- WRITTEN PROBLEM
In the data below, locate each line with the word "handle" and list it.

Collected data entries
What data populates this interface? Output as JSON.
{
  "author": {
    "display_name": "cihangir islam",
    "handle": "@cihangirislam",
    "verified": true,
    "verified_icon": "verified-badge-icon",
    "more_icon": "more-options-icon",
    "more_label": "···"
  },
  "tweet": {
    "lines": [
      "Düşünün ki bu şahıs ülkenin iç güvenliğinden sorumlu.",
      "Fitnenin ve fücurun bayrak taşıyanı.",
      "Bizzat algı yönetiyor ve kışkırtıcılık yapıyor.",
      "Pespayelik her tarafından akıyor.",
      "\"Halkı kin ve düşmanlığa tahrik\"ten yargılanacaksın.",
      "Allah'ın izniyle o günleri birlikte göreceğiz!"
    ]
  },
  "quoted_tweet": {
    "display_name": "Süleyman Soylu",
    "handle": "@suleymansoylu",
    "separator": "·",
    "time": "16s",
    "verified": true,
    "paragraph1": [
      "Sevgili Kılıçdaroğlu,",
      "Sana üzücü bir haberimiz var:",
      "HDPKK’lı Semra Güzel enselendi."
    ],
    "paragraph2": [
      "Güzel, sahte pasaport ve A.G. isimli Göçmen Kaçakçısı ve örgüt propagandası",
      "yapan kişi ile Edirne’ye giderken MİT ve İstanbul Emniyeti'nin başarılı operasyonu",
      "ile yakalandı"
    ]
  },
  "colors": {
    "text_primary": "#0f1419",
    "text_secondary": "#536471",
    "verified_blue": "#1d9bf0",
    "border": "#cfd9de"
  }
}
---
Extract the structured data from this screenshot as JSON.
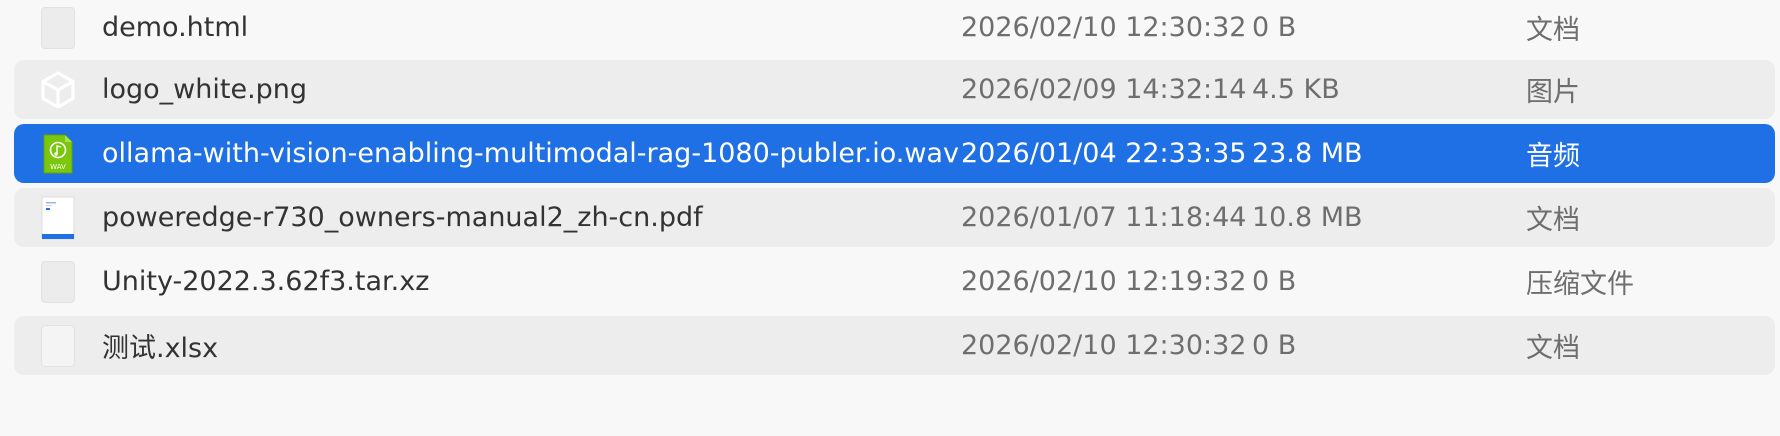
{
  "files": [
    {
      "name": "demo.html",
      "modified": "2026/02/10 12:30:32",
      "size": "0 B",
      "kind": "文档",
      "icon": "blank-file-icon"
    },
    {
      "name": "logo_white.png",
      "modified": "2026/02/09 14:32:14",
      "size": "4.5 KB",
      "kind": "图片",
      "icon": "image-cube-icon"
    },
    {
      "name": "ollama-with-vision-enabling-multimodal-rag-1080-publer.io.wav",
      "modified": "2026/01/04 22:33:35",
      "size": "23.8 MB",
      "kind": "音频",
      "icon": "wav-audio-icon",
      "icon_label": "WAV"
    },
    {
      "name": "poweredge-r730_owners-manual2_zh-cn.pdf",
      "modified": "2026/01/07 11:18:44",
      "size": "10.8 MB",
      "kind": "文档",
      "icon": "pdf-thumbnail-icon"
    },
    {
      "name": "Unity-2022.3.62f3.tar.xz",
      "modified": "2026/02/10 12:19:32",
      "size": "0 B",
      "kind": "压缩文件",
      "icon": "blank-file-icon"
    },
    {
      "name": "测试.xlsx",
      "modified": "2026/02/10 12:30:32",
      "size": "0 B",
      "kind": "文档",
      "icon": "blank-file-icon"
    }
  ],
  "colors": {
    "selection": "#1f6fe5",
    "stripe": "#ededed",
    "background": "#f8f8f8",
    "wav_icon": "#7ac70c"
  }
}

- ANSWER BELOW
    "handle": "@cihangirislam",
    "handle": "@suleymansoylu",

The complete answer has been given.